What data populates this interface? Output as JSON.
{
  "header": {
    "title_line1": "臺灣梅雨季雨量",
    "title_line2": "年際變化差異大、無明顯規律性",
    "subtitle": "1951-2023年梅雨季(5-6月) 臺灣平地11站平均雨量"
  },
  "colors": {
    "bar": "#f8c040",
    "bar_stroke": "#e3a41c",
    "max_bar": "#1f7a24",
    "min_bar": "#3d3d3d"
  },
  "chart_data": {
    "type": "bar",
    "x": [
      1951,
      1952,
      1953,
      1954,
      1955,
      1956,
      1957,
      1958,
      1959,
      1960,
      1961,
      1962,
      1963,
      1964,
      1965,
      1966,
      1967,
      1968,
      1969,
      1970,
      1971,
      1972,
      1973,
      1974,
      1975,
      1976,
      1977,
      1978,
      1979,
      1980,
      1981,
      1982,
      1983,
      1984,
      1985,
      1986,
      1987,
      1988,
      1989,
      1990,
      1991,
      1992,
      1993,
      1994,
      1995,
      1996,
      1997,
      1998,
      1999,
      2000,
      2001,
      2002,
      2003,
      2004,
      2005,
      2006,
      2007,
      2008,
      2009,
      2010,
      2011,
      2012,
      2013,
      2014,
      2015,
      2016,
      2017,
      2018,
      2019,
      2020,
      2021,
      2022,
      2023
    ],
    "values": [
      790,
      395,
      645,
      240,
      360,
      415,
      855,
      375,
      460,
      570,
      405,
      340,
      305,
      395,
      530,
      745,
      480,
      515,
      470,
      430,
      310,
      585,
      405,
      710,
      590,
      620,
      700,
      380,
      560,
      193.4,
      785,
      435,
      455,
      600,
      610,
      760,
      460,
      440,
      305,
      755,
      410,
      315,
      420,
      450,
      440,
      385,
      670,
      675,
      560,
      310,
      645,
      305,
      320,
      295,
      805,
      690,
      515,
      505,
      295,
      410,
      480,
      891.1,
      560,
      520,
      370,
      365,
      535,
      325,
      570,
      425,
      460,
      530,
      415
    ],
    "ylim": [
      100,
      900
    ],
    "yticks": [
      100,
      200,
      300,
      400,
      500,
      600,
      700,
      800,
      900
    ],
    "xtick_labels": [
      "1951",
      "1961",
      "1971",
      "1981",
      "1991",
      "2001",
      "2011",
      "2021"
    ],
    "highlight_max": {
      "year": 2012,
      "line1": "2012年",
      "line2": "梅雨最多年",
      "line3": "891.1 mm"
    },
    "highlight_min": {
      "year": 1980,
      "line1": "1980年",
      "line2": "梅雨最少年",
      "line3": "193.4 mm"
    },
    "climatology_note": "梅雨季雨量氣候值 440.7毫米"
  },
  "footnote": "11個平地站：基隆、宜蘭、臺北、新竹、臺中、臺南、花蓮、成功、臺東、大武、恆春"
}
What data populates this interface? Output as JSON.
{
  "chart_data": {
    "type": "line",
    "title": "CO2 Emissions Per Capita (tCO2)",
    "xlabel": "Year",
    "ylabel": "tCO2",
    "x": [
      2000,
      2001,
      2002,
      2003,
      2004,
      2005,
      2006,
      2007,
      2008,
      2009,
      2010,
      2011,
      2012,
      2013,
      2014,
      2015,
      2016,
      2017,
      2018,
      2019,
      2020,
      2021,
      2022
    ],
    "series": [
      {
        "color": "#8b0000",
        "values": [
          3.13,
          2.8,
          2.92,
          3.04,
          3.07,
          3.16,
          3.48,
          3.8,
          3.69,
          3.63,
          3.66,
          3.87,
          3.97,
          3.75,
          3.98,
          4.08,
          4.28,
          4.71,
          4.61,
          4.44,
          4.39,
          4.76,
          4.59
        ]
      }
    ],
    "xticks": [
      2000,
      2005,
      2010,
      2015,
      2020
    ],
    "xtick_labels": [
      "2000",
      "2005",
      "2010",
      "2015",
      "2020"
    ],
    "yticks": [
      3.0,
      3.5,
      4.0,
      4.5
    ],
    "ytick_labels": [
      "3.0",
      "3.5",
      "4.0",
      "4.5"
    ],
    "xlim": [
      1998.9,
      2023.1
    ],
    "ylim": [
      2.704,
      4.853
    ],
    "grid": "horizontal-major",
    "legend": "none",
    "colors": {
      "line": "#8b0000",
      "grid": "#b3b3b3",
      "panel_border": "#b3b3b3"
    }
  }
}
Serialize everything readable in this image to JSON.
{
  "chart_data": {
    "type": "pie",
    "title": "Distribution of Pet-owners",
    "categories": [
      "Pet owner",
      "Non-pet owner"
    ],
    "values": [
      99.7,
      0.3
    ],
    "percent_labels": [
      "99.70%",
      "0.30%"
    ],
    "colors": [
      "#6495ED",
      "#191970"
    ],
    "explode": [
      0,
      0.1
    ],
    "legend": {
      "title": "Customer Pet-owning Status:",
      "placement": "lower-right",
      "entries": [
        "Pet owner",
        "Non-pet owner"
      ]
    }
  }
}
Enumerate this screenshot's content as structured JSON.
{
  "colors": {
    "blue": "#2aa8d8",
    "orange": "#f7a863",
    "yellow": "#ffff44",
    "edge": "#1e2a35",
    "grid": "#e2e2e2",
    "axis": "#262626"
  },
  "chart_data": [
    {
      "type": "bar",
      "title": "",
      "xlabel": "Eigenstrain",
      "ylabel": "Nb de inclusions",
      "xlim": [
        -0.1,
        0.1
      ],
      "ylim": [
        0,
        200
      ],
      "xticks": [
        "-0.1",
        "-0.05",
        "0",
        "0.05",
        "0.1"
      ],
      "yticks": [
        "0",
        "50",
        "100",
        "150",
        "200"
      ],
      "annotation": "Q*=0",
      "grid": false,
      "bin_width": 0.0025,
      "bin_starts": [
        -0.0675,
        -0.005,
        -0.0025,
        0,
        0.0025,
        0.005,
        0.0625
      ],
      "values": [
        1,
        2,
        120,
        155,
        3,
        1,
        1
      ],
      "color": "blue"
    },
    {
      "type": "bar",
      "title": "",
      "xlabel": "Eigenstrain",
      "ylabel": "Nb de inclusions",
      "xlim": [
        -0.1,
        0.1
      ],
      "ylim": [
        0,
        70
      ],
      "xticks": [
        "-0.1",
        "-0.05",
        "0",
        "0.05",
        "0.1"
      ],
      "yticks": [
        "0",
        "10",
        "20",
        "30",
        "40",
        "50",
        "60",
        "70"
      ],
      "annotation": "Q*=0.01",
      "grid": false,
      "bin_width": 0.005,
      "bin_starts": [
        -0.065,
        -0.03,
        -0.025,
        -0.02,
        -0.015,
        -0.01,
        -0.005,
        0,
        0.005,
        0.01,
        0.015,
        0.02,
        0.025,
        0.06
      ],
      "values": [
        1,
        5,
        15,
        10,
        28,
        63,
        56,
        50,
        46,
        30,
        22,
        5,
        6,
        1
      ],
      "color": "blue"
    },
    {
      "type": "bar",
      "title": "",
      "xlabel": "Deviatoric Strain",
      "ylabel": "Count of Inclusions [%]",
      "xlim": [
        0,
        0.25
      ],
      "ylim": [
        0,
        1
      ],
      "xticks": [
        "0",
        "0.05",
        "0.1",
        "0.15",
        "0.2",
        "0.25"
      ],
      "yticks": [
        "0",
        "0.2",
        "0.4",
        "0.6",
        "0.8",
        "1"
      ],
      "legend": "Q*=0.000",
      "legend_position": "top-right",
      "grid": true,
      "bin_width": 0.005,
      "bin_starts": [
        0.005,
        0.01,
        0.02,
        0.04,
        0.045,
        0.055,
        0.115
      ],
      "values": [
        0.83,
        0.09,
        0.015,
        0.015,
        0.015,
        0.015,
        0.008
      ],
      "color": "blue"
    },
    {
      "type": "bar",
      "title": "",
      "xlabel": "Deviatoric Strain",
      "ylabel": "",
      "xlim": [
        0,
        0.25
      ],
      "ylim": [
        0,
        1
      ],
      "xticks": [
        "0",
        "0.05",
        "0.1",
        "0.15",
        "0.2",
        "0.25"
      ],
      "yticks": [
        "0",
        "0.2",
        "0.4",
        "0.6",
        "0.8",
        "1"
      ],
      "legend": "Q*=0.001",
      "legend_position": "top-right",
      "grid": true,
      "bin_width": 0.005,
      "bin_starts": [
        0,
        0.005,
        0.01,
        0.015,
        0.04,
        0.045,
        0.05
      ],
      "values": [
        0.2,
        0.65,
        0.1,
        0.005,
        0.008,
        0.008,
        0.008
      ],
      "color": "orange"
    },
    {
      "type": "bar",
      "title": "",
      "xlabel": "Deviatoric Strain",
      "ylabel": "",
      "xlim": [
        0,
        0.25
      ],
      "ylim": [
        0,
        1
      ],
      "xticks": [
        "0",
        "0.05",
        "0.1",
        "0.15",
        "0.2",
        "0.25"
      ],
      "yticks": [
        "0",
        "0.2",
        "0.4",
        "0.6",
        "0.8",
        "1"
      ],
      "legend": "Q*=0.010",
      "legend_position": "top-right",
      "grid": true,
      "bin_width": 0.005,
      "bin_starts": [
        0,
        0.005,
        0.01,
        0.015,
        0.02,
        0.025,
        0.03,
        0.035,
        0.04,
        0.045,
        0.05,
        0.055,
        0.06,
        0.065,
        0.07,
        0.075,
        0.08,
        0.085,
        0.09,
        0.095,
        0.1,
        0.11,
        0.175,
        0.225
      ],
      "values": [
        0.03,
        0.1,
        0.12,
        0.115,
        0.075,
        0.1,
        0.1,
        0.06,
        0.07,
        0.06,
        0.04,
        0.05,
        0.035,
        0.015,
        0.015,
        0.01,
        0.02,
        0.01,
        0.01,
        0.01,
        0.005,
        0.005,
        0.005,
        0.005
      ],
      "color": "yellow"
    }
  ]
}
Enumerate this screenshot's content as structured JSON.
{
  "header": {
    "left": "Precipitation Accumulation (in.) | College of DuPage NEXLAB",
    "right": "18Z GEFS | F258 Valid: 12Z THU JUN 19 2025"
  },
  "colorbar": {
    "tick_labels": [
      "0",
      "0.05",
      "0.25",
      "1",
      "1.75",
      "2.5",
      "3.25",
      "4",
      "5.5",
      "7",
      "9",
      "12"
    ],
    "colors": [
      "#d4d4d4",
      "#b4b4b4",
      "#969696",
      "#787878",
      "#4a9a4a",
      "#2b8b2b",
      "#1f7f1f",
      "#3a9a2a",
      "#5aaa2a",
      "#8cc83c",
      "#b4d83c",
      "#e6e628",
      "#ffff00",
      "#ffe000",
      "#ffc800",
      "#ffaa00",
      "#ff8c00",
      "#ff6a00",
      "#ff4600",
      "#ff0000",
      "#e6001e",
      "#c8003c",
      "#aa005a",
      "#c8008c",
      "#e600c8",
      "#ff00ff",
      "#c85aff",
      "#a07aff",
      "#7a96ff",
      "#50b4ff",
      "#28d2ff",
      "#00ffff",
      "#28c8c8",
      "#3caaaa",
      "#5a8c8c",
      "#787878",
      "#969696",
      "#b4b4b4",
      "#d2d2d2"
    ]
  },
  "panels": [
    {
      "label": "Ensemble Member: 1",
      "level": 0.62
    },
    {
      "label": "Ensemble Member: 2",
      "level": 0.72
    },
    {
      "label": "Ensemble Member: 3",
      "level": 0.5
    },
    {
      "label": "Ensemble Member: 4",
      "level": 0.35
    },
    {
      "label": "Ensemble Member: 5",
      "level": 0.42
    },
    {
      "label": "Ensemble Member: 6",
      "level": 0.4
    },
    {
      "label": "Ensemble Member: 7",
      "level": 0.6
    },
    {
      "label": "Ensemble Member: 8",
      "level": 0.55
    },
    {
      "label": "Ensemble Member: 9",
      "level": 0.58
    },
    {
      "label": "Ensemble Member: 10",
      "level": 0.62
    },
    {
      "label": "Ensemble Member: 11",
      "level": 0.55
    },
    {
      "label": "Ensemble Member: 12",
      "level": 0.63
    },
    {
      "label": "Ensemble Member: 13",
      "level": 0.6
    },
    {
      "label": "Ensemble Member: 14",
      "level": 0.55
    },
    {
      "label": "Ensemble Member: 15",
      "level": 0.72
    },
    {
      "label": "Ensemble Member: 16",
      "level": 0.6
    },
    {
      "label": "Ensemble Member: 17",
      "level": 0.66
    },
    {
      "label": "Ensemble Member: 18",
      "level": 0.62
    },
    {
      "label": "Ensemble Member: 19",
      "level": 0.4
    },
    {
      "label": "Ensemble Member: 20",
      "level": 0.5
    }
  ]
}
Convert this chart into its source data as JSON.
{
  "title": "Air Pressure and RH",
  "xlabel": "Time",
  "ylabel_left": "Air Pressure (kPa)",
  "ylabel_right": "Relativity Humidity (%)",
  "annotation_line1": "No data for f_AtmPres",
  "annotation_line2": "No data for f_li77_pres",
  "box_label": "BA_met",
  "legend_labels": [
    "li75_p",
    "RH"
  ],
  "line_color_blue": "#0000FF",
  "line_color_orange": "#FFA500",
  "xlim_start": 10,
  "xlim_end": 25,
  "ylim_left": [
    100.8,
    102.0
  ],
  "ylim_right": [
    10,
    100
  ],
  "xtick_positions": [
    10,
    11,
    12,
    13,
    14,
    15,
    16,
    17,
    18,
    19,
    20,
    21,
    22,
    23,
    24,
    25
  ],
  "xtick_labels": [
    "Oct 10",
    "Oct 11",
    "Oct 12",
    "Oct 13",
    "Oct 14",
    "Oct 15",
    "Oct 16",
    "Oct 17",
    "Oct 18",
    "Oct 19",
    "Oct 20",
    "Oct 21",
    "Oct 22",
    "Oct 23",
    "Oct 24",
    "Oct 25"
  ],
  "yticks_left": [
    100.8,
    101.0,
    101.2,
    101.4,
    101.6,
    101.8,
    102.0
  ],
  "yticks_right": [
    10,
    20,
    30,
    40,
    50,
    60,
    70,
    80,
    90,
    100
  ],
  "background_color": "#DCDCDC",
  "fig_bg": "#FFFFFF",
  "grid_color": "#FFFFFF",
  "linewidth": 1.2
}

**********

◆ **Stated exercise**: Repeat exactly, and only, the lines from the one containing "Convert this chart" through the end of the material.

◆ **Task result**:
Convert this chart into its source data as JSON.
{
  "title": "Air Pressure and RH",
  "xlabel": "Time",
  "ylabel_left": "Air Pressure (kPa)",
  "ylabel_right": "Relativity Humidity (%)",
  "annotation_line1": "No data for f_AtmPres",
  "annotation_line2": "No data for f_li77_pres",
  "box_label": "BA_met",
  "legend_labels": [
    "li75_p",
    "RH"
  ],
  "line_color_blue": "#0000FF",
  "line_color_orange": "#FFA500",
  "xlim_start": 10,
  "xlim_end": 25,
  "ylim_left": [
    100.8,
    102.0
  ],
  "ylim_right": [
    10,
    100
  ],
  "xtick_positions": [
    10,
    11,
    12,
    13,
    14,
    15,
    16,
    17,
    18,
    19,
    20,
    21,
    22,
    23,
    24,
    25
  ],
  "xtick_labels": [
    "Oct 10",
    "Oct 11",
    "Oct 12",
    "Oct 13",
    "Oct 14",
    "Oct 15",
    "Oct 16",
    "Oct 17",
    "Oct 18",
    "Oct 19",
    "Oct 20",
    "Oct 21",
    "Oct 22",
    "Oct 23",
    "Oct 24",
    "Oct 25"
  ],
  "yticks_left": [
    100.8,
    101.0,
    101.2,
    101.4,
    101.6,
    101.8,
    102.0
  ],
  "yticks_right": [
    10,
    20,
    30,
    40,
    50,
    60,
    70,
    80,
    90,
    100
  ],
  "background_color": "#DCDCDC",
  "fig_bg": "#FFFFFF",
  "grid_color": "#FFFFFF",
  "linewidth": 1.2
}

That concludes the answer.